== Goal ==
Count how many lines in this material contain "type". The answer is that number alone.

== Data provided ==
###

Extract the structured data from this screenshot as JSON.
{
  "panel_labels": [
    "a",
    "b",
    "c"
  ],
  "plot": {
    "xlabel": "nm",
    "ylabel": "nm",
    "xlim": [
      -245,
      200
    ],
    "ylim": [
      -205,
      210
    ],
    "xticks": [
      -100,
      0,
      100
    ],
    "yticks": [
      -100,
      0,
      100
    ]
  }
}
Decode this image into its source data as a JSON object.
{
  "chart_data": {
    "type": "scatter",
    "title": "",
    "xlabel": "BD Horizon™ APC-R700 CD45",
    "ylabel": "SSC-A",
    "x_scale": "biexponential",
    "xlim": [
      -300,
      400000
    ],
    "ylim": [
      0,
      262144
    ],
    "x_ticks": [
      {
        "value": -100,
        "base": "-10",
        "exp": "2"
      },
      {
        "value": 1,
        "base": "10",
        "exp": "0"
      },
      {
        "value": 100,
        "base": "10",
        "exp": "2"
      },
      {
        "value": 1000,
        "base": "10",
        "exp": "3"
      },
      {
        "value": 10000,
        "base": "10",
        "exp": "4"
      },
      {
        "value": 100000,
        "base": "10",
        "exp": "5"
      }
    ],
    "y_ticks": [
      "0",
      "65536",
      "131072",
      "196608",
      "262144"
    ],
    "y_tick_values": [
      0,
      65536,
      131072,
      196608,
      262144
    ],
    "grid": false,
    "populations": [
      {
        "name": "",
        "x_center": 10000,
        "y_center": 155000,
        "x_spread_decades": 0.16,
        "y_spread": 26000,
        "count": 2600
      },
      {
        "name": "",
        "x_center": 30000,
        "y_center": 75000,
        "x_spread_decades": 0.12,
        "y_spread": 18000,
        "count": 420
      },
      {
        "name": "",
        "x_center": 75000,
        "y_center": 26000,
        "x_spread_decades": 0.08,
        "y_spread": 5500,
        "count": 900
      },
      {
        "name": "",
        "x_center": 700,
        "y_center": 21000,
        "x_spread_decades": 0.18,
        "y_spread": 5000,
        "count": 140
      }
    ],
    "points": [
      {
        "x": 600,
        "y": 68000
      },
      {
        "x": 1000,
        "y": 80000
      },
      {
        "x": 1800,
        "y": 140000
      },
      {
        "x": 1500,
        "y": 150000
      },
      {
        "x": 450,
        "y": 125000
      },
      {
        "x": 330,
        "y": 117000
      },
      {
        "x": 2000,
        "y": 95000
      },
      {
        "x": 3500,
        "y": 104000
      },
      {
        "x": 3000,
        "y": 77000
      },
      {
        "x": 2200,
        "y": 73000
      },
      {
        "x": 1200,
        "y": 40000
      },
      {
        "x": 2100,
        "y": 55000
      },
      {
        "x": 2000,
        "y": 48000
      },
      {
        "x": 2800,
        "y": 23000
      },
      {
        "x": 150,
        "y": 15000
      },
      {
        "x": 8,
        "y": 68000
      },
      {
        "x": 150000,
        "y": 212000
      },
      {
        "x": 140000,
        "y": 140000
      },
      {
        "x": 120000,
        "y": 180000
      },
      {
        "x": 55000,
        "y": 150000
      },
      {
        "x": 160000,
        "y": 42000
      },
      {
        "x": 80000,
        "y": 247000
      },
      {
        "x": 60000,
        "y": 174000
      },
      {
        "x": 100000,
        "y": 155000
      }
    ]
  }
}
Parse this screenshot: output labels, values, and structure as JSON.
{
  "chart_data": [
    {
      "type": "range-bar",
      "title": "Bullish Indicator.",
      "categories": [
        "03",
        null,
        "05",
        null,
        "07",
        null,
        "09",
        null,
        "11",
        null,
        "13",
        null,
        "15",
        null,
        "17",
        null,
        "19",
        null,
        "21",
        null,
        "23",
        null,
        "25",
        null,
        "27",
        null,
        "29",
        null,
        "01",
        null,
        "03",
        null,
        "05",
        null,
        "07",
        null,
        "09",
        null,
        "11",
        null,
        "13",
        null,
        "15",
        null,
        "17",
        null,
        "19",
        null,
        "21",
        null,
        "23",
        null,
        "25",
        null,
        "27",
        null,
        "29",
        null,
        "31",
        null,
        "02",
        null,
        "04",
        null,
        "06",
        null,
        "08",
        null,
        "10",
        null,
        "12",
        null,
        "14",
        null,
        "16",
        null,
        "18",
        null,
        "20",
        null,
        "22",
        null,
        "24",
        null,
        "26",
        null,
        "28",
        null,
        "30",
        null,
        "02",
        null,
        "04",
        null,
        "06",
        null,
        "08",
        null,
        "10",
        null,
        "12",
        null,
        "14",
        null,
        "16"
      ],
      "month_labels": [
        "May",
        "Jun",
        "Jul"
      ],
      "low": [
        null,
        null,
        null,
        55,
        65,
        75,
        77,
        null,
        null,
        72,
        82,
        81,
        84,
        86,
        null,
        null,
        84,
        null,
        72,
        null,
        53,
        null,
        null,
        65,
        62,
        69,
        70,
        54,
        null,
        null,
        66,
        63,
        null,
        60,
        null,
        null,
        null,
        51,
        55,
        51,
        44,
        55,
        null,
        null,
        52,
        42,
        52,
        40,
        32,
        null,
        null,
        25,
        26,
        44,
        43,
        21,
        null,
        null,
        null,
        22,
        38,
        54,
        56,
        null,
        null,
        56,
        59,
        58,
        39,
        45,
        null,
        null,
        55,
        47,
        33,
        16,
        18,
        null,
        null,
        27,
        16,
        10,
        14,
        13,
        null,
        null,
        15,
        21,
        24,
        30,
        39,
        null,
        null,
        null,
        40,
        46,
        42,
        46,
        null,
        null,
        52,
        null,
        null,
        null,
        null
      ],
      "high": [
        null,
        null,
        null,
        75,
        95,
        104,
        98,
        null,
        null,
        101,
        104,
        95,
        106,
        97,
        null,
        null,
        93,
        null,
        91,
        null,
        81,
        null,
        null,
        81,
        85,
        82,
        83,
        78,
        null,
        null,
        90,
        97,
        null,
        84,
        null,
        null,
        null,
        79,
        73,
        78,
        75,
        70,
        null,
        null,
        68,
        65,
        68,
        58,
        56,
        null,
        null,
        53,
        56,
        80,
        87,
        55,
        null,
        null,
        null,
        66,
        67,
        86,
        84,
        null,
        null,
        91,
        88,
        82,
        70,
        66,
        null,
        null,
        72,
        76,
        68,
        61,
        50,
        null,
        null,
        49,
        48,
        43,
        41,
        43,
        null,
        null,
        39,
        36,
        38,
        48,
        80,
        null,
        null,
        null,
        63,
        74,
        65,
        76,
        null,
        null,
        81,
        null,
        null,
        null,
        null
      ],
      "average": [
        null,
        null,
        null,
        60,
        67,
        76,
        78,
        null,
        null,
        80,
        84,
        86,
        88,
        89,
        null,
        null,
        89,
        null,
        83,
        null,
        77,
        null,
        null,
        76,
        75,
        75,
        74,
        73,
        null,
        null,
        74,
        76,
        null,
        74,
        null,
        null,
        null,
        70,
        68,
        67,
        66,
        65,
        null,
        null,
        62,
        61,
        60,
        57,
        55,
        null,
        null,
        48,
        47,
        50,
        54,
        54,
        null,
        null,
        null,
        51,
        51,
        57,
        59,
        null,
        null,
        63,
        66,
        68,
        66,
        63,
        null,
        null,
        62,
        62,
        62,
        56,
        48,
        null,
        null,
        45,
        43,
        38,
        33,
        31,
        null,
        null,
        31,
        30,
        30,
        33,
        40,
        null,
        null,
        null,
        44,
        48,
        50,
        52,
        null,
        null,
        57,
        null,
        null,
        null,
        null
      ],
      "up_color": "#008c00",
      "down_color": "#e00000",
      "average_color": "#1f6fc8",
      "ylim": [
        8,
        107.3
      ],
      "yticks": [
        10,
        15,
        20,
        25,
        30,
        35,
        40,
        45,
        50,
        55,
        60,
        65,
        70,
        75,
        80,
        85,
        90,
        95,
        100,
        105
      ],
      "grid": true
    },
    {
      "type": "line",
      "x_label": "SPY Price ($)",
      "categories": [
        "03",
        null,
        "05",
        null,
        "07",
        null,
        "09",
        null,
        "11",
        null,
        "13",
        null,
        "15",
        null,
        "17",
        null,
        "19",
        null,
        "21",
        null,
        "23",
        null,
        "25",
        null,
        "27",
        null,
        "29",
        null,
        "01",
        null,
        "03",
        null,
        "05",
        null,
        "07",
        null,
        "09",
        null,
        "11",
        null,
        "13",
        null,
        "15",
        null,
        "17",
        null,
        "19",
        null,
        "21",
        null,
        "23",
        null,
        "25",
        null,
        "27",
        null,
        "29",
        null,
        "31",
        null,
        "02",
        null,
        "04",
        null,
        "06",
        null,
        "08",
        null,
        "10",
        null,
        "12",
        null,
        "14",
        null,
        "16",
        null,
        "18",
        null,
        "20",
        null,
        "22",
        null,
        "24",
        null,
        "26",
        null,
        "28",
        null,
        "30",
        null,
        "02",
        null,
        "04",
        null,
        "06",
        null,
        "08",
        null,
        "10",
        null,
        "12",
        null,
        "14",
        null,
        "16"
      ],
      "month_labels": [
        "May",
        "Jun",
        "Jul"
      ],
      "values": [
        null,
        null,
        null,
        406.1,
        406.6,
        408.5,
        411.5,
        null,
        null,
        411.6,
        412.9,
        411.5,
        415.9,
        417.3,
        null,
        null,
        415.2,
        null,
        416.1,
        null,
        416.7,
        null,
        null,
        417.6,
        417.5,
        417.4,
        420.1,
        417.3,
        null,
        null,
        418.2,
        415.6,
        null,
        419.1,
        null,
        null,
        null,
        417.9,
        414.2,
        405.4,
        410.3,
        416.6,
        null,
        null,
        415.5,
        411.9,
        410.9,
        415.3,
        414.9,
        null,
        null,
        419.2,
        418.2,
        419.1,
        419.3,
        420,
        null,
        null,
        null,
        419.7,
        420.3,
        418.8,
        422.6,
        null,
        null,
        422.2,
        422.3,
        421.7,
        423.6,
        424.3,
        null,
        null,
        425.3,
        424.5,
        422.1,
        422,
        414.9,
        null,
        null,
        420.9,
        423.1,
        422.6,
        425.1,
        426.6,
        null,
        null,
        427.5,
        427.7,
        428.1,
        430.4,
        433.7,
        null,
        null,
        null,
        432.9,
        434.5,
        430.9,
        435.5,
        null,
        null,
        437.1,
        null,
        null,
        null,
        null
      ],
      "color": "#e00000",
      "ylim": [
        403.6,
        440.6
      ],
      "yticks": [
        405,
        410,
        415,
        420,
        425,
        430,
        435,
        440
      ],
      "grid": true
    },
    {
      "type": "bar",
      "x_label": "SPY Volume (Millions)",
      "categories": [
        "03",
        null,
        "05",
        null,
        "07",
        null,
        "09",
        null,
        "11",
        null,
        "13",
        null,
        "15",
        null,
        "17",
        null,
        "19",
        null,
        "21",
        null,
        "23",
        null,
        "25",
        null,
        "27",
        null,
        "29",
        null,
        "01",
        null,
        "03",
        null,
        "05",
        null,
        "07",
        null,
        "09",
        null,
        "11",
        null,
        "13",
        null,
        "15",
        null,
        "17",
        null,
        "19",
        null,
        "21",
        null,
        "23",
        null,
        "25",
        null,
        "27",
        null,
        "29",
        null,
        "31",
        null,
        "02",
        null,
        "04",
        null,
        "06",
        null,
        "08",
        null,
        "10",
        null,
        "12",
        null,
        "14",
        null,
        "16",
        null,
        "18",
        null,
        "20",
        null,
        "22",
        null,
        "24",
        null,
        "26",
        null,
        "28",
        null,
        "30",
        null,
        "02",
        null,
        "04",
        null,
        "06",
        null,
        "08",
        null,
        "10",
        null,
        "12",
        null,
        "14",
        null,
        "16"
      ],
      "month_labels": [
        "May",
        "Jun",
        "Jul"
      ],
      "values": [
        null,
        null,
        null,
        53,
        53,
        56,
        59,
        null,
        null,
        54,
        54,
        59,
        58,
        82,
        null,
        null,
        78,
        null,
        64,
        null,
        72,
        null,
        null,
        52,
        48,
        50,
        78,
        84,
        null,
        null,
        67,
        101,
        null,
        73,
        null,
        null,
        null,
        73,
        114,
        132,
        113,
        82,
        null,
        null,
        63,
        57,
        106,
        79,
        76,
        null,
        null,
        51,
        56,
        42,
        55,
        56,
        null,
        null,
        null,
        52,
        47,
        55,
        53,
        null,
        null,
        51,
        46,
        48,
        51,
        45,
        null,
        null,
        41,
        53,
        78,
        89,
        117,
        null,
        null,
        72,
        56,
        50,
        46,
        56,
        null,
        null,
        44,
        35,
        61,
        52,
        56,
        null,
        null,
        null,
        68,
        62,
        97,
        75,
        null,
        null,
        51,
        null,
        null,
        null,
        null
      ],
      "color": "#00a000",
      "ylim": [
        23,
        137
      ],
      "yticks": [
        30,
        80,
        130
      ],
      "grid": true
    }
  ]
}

###

== The result ==
4